* _EXERCISE REQUIREMENTS_: Don't copy the pictures; return every other part of the records exactly.

━━━━━━━━━━━━━━━━

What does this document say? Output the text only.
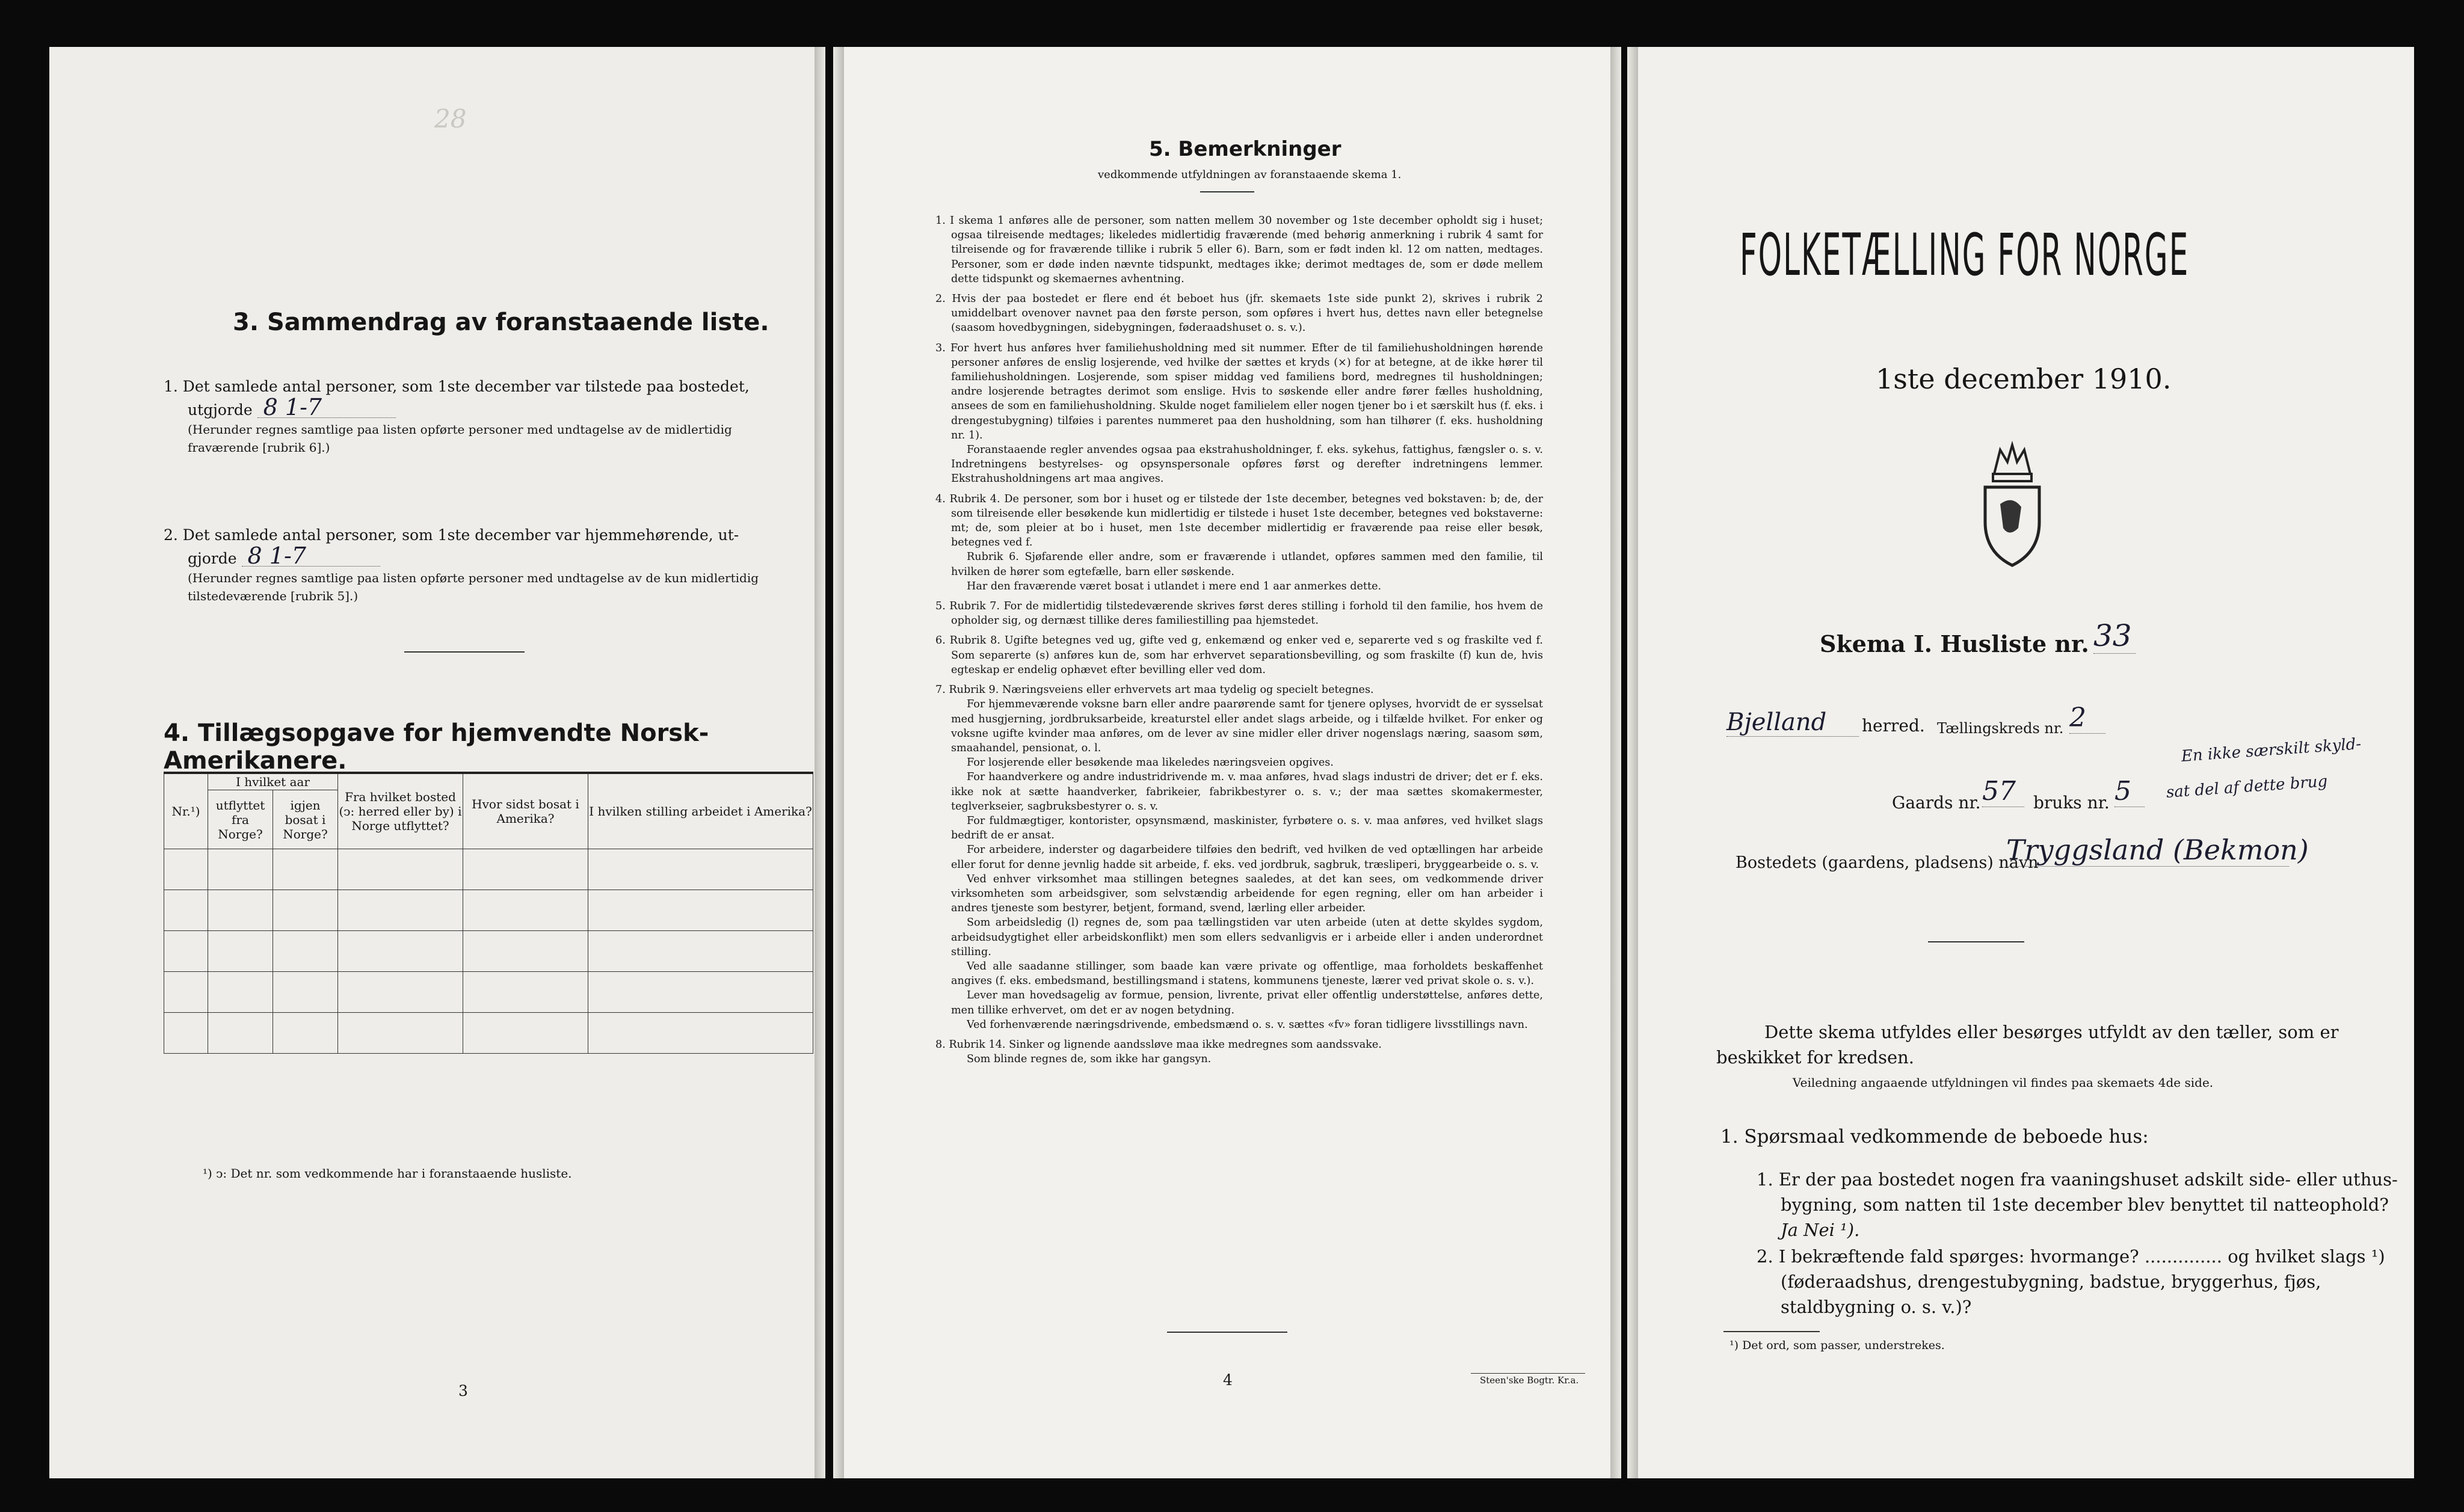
28
3. Sammendrag av foranstaaende liste.
1. Det samlede antal personer, som 1ste december var tilstede paa bostedet,
utgjorde 8 1-7
(Herunder regnes samtlige paa listen opførte personer med undtagelse av de midlertidig fraværende [rubrik 6].)
2. Det samlede antal personer, som 1ste december var hjemmehørende, ut-
gjorde 8 1-7
(Herunder regnes samtlige paa listen opførte personer med undtagelse av de kun midlertidig tilstedeværende [rubrik 5].)
4. Tillægsopgave for hjemvendte Norsk-Amerikanere.
Nr.¹)	I hvilket aar		Fra hvilket bosted (ↄ: herred eller by) i Norge utflyttet?	Hvor sidst bosat i Amerika?	I hvilken stilling arbeidet i Amerika?
	utflyttet fra Norge?	igjen bosat i Norge?			

¹) ↄ: Det nr. som vedkommende har i foranstaaende husliste.
3
5. Bemerkninger
vedkommende utfyldningen av foranstaaende skema 1.
1. I skema 1 anføres alle de personer, som natten mellem 30 november og 1ste december opholdt sig i huset; ogsaa tilreisende medtages; likeledes midlertidig fraværende (med behørig anmerkning i rubrik 4 samt for tilreisende og for fraværende tillike i rubrik 5 eller 6). Barn, som er født inden kl. 12 om natten, medtages. Personer, som er døde inden nævnte tidspunkt, medtages ikke; derimot medtages de, som er døde mellem dette tidspunkt og skemaernes avhentning.
2. Hvis der paa bostedet er flere end ét beboet hus (jfr. skemaets 1ste side punkt 2), skrives i rubrik 2 umiddelbart ovenover navnet paa den første person, som opføres i hvert hus, dettes navn eller betegnelse (saasom hovedbygningen, sidebygningen, føderaadshuset o. s. v.).
3. For hvert hus anføres hver familiehusholdning med sit nummer. Efter de til familiehusholdningen hørende personer anføres de enslig losjerende, ved hvilke der sættes et kryds (×) for at betegne, at de ikke hører til familiehusholdningen. Losjerende, som spiser middag ved familiens bord, medregnes til husholdningen; andre losjerende betragtes derimot som enslige. Hvis to søskende eller andre fører fælles husholdning, ansees de som en familiehusholdning. Skulde noget familielem eller nogen tjener bo i et særskilt hus (f. eks. i drengestubygning) tilføies i parentes nummeret paa den husholdning, som han tilhører (f. eks. husholdning nr. 1).
Foranstaaende regler anvendes ogsaa paa ekstrahusholdninger, f. eks. sykehus, fattighus, fængsler o. s. v. Indretningens bestyrelses- og opsynspersonale opføres først og derefter indretningens lemmer. Ekstrahusholdningens art maa angives.
4. Rubrik 4. De personer, som bor i huset og er tilstede der 1ste december, betegnes ved bokstaven: b; de, der som tilreisende eller besøkende kun midlertidig er tilstede i huset 1ste december, betegnes ved bokstaverne: mt; de, som pleier at bo i huset, men 1ste december midlertidig er fraværende paa reise eller besøk, betegnes ved f.
Rubrik 6. Sjøfarende eller andre, som er fraværende i utlandet, opføres sammen med den familie, til hvilken de hører som egtefælle, barn eller søskende.
Har den fraværende været bosat i utlandet i mere end 1 aar anmerkes dette.
5. Rubrik 7. For de midlertidig tilstedeværende skrives først deres stilling i forhold til den familie, hos hvem de opholder sig, og dernæst tillike deres familiestilling paa hjemstedet.
6. Rubrik 8. Ugifte betegnes ved ug, gifte ved g, enkemænd og enker ved e, separerte ved s og fraskilte ved f. Som separerte (s) anføres kun de, som har erhvervet separationsbevilling, og som fraskilte (f) kun de, hvis egteskap er endelig ophævet efter bevilling eller ved dom.
7. Rubrik 9. Næringsveiens eller erhvervets art maa tydelig og specielt betegnes.
For hjemmeværende voksne barn eller andre paarørende samt for tjenere oplyses, hvorvidt de er sysselsat med husgjerning, jordbruksarbeide, kreaturstel eller andet slags arbeide, og i tilfælde hvilket. For enker og voksne ugifte kvinder maa anføres, om de lever av sine midler eller driver nogenslags næring, saasom søm, smaahandel, pensionat, o. l.
For losjerende eller besøkende maa likeledes næringsveien opgives.
For haandverkere og andre industridrivende m. v. maa anføres, hvad slags industri de driver; det er f. eks. ikke nok at sætte haandverker, fabrikeier, fabrikbestyrer o. s. v.; der maa sættes skomakermester, teglverkseier, sagbruksbestyrer o. s. v.
For fuldmægtiger, kontorister, opsynsmænd, maskinister, fyrbøtere o. s. v. maa anføres, ved hvilket slags bedrift de er ansat.
For arbeidere, inderster og dagarbeidere tilføies den bedrift, ved hvilken de ved optællingen har arbeide eller forut for denne jevnlig hadde sit arbeide, f. eks. ved jordbruk, sagbruk, træsliperi, bryggearbeide o. s. v.
Ved enhver virksomhet maa stillingen betegnes saaledes, at det kan sees, om vedkommende driver virksomheten som arbeidsgiver, som selvstændig arbeidende for egen regning, eller om han arbeider i andres tjeneste som bestyrer, betjent, formand, svend, lærling eller arbeider.
Som arbeidsledig (l) regnes de, som paa tællingstiden var uten arbeide (uten at dette skyldes sygdom, arbeidsudygtighet eller arbeidskonflikt) men som ellers sedvanligvis er i arbeide eller i anden underordnet stilling.
Ved alle saadanne stillinger, som baade kan være private og offentlige, maa forholdets beskaffenhet angives (f. eks. embedsmand, bestillingsmand i statens, kommunens tjeneste, lærer ved privat skole o. s. v.).
Lever man hovedsagelig av formue, pension, livrente, privat eller offentlig understøttelse, anføres dette, men tillike erhvervet, om det er av nogen betydning.
Ved forhenværende næringsdrivende, embedsmænd o. s. v. sættes «fv» foran tidligere livsstillings navn.
8. Rubrik 14. Sinker og lignende aandssløve maa ikke medregnes som aandssvake.
Som blinde regnes de, som ikke har gangsyn.
4	Steen'ske Bogtr. Kr.a.
FOLKETÆLLING FOR NORGE
1ste december 1910.
Skema I. Husliste nr. 33
Bjelland	herred. Tællingskreds nr. 2
En ikke særskilt skyld-
Gaards nr. 57	bruks nr. 5	sat del af dette brug
Bostedets (gaardens, pladsens) navn
Tryggsland (Bekmon)
Dette skema utfyldes eller besørges utfyldt av den tæller, som er beskikket for kredsen.
Veiledning angaaende utfyldningen vil findes paa skemaets 4de side.
1. Spørsmaal vedkommende de beboede hus:
1. Er der paa bostedet nogen fra vaaningshuset adskilt side- eller uthus-bygning, som natten til 1ste december blev benyttet til natteophold? Ja Nei ¹).
2. I bekræftende fald spørges: hvormange? .............. og hvilket slags ¹) (føderaadshus, drengestubygning, badstue, bryggerhus, fjøs, staldbygning o. s. v.)?
¹) Det ord, som passer, understrekes.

━━━━━━━━━━━━━━━━

* _RESPONSE TO THIS EXERCISE_:
What does this document say? Output the text only.
28
3. Sammendrag av foranstaaende liste.
1. Det samlede antal personer, som 1ste december var tilstede paa bostedet,
utgjorde 8 1-7
(Herunder regnes samtlige paa listen opførte personer med undtagelse av de midlertidig fraværende [rubrik 6].)
2. Det samlede antal personer, som 1ste december var hjemmehørende, ut-
gjorde 8 1-7
(Herunder regnes samtlige paa listen opførte personer med undtagelse av de kun midlertidig tilstedeværende [rubrik 5].)
4. Tillægsopgave for hjemvendte Norsk-Amerikanere.
Nr.¹)	I hvilket aar		Fra hvilket bosted (ↄ: herred eller by) i Norge utflyttet?	Hvor sidst bosat i Amerika?	I hvilken stilling arbeidet i Amerika?
	utflyttet fra Norge?	igjen bosat i Norge?			

¹) ↄ: Det nr. som vedkommende har i foranstaaende husliste.
3
5. Bemerkninger
vedkommende utfyldningen av foranstaaende skema 1.
1. I skema 1 anføres alle de personer, som natten mellem 30 november og 1ste december opholdt sig i huset; ogsaa tilreisende medtages; likeledes midlertidig fraværende (med behørig anmerkning i rubrik 4 samt for tilreisende og for fraværende tillike i rubrik 5 eller 6). Barn, som er født inden kl. 12 om natten, medtages. Personer, som er døde inden nævnte tidspunkt, medtages ikke; derimot medtages de, som er døde mellem dette tidspunkt og skemaernes avhentning.
2. Hvis der paa bostedet er flere end ét beboet hus (jfr. skemaets 1ste side punkt 2), skrives i rubrik 2 umiddelbart ovenover navnet paa den første person, som opføres i hvert hus, dettes navn eller betegnelse (saasom hovedbygningen, sidebygningen, føderaadshuset o. s. v.).
3. For hvert hus anføres hver familiehusholdning med sit nummer. Efter de til familiehusholdningen hørende personer anføres de enslig losjerende, ved hvilke der sættes et kryds (×) for at betegne, at de ikke hører til familiehusholdningen. Losjerende, som spiser middag ved familiens bord, medregnes til husholdningen; andre losjerende betragtes derimot som enslige. Hvis to søskende eller andre fører fælles husholdning, ansees de som en familiehusholdning. Skulde noget familielem eller nogen tjener bo i et særskilt hus (f. eks. i drengestubygning) tilføies i parentes nummeret paa den husholdning, som han tilhører (f. eks. husholdning nr. 1).
Foranstaaende regler anvendes ogsaa paa ekstrahusholdninger, f. eks. sykehus, fattighus, fængsler o. s. v. Indretningens bestyrelses- og opsynspersonale opføres først og derefter indretningens lemmer. Ekstrahusholdningens art maa angives.
4. Rubrik 4. De personer, som bor i huset og er tilstede der 1ste december, betegnes ved bokstaven: b; de, der som tilreisende eller besøkende kun midlertidig er tilstede i huset 1ste december, betegnes ved bokstaverne: mt; de, som pleier at bo i huset, men 1ste december midlertidig er fraværende paa reise eller besøk, betegnes ved f.
Rubrik 6. Sjøfarende eller andre, som er fraværende i utlandet, opføres sammen med den familie, til hvilken de hører som egtefælle, barn eller søskende.
Har den fraværende været bosat i utlandet i mere end 1 aar anmerkes dette.
5. Rubrik 7. For de midlertidig tilstedeværende skrives først deres stilling i forhold til den familie, hos hvem de opholder sig, og dernæst tillike deres familiestilling paa hjemstedet.
6. Rubrik 8. Ugifte betegnes ved ug, gifte ved g, enkemænd og enker ved e, separerte ved s og fraskilte ved f. Som separerte (s) anføres kun de, som har erhvervet separationsbevilling, og som fraskilte (f) kun de, hvis egteskap er endelig ophævet efter bevilling eller ved dom.
7. Rubrik 9. Næringsveiens eller erhvervets art maa tydelig og specielt betegnes.
For hjemmeværende voksne barn eller andre paarørende samt for tjenere oplyses, hvorvidt de er sysselsat med husgjerning, jordbruksarbeide, kreaturstel eller andet slags arbeide, og i tilfælde hvilket. For enker og voksne ugifte kvinder maa anføres, om de lever av sine midler eller driver nogenslags næring, saasom søm, smaahandel, pensionat, o. l.
For losjerende eller besøkende maa likeledes næringsveien opgives.
For haandverkere og andre industridrivende m. v. maa anføres, hvad slags industri de driver; det er f. eks. ikke nok at sætte haandverker, fabrikeier, fabrikbestyrer o. s. v.; der maa sættes skomakermester, teglverkseier, sagbruksbestyrer o. s. v.
For fuldmægtiger, kontorister, opsynsmænd, maskinister, fyrbøtere o. s. v. maa anføres, ved hvilket slags bedrift de er ansat.
For arbeidere, inderster og dagarbeidere tilføies den bedrift, ved hvilken de ved optællingen har arbeide eller forut for denne jevnlig hadde sit arbeide, f. eks. ved jordbruk, sagbruk, træsliperi, bryggearbeide o. s. v.
Ved enhver virksomhet maa stillingen betegnes saaledes, at det kan sees, om vedkommende driver virksomheten som arbeidsgiver, som selvstændig arbeidende for egen regning, eller om han arbeider i andres tjeneste som bestyrer, betjent, formand, svend, lærling eller arbeider.
Som arbeidsledig (l) regnes de, som paa tællingstiden var uten arbeide (uten at dette skyldes sygdom, arbeidsudygtighet eller arbeidskonflikt) men som ellers sedvanligvis er i arbeide eller i anden underordnet stilling.
Ved alle saadanne stillinger, som baade kan være private og offentlige, maa forholdets beskaffenhet angives (f. eks. embedsmand, bestillingsmand i statens, kommunens tjeneste, lærer ved privat skole o. s. v.).
Lever man hovedsagelig av formue, pension, livrente, privat eller offentlig understøttelse, anføres dette, men tillike erhvervet, om det er av nogen betydning.
Ved forhenværende næringsdrivende, embedsmænd o. s. v. sættes «fv» foran tidligere livsstillings navn.
8. Rubrik 14. Sinker og lignende aandssløve maa ikke medregnes som aandssvake.
Som blinde regnes de, som ikke har gangsyn.
4	Steen'ske Bogtr. Kr.a.
FOLKETÆLLING FOR NORGE
1ste december 1910.
Skema I. Husliste nr. 33
Bjelland	herred. Tællingskreds nr. 2
En ikke særskilt skyld-
Gaards nr. 57	bruks nr. 5	sat del af dette brug
Bostedets (gaardens, pladsens) navn
Tryggsland (Bekmon)
Dette skema utfyldes eller besørges utfyldt av den tæller, som er beskikket for kredsen.
Veiledning angaaende utfyldningen vil findes paa skemaets 4de side.
1. Spørsmaal vedkommende de beboede hus:
1. Er der paa bostedet nogen fra vaaningshuset adskilt side- eller uthus-bygning, som natten til 1ste december blev benyttet til natteophold? Ja Nei ¹).
2. I bekræftende fald spørges: hvormange? .............. og hvilket slags ¹) (føderaadshus, drengestubygning, badstue, bryggerhus, fjøs, staldbygning o. s. v.)?
¹) Det ord, som passer, understrekes.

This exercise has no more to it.